### What this exercise asks
1. Rewrite the paragraph beginning "Unlike the widespread #AIart" from the post on illustrating fairy tales with image generators as a short bulleted list that keeps its main facts.
2. In the post on illustrating fairy tales with image generators, which model made a notable breakthrough in mid-2022?

### Excerpt provided
____________________
Unlike the widespread #AIart, this task had the constraint to adhere to the original text, thus keep in check some peculiarities of generator models, such as #hallucinations. When working on my task, I quickly discovered the obvious: that #DescriptiveText-s are somewhat easier to generate for. (example RedCap). However, fairy tales contain much less descriptions than one might recall from child memories. So the challenge of the task was to generate illustrations also for #narrative. While it might be too ambitious to try to illustrate for a sequence of events (what would make a narrative), even describing a single event requires an interaction or a scene composition. However, interactions or compositions were notoriously difficult to get right by generative models. Until in mid-2022 Google's Parti (https://arxiv.org/abs/2206.10789) made a notable breakthrough by linking the image generation to (text) transformer models
Other models followed, in November came Midjourney v4 and in December Structured Diffusion Guidance (https://arxiv.org/abs/2212.05032). Better composition was notably easier to achieve. This allowed me to proceed with (and complete) my tasks of illustration of fairy tales. All resulting images can be seen in the paper, but the other important outcome is the definition of a preliminary process for the generation of images aligned to the original story text.
____________________
### Available data
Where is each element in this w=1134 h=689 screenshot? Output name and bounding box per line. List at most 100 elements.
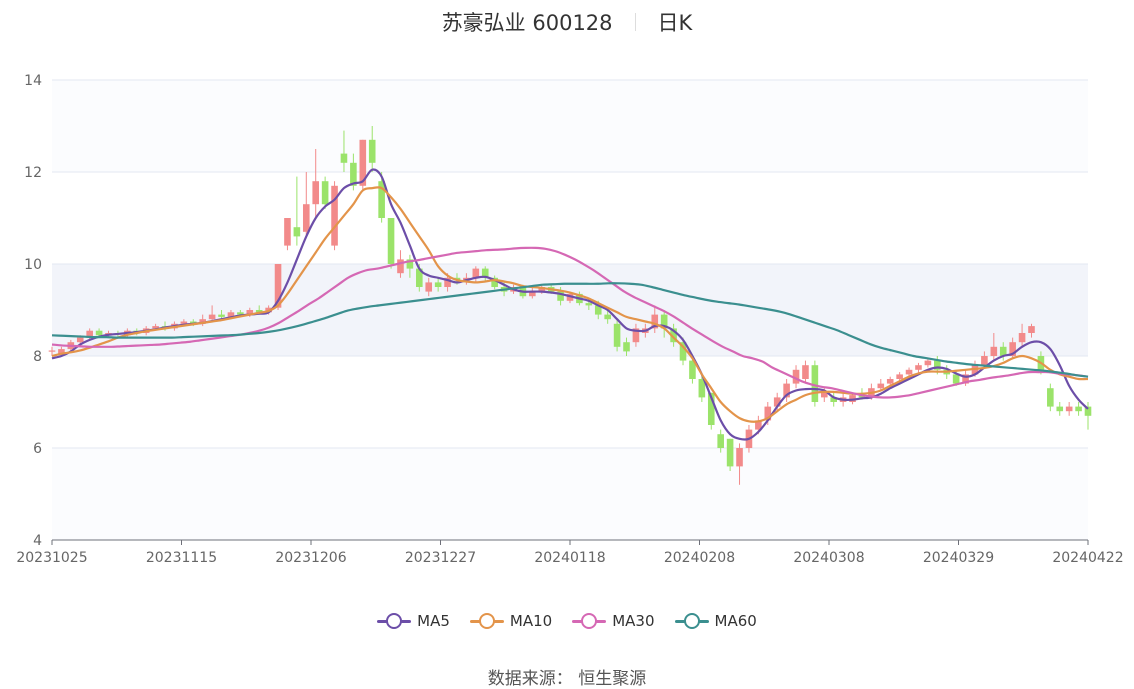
____________________
### Solutions for each task
1.
- Unlike common AI art, the task had to stick to the original text, which kept generator quirks such as hallucinations in check.
- Descriptive text proved easier to generate images for (example: RedCap).
- Fairy tales hold far fewer descriptions than childhood memories suggest, so the challenge was illustrating narrative.
- Illustrating a sequence of events may be too ambitious. Even a single event needs an interaction or a scene composition.
- Generative models were notoriously bad at interactions and compositions until mid-2022. Then Google's Parti made a notable breakthrough by linking image generation to text transformer models.

2. Google's Parti.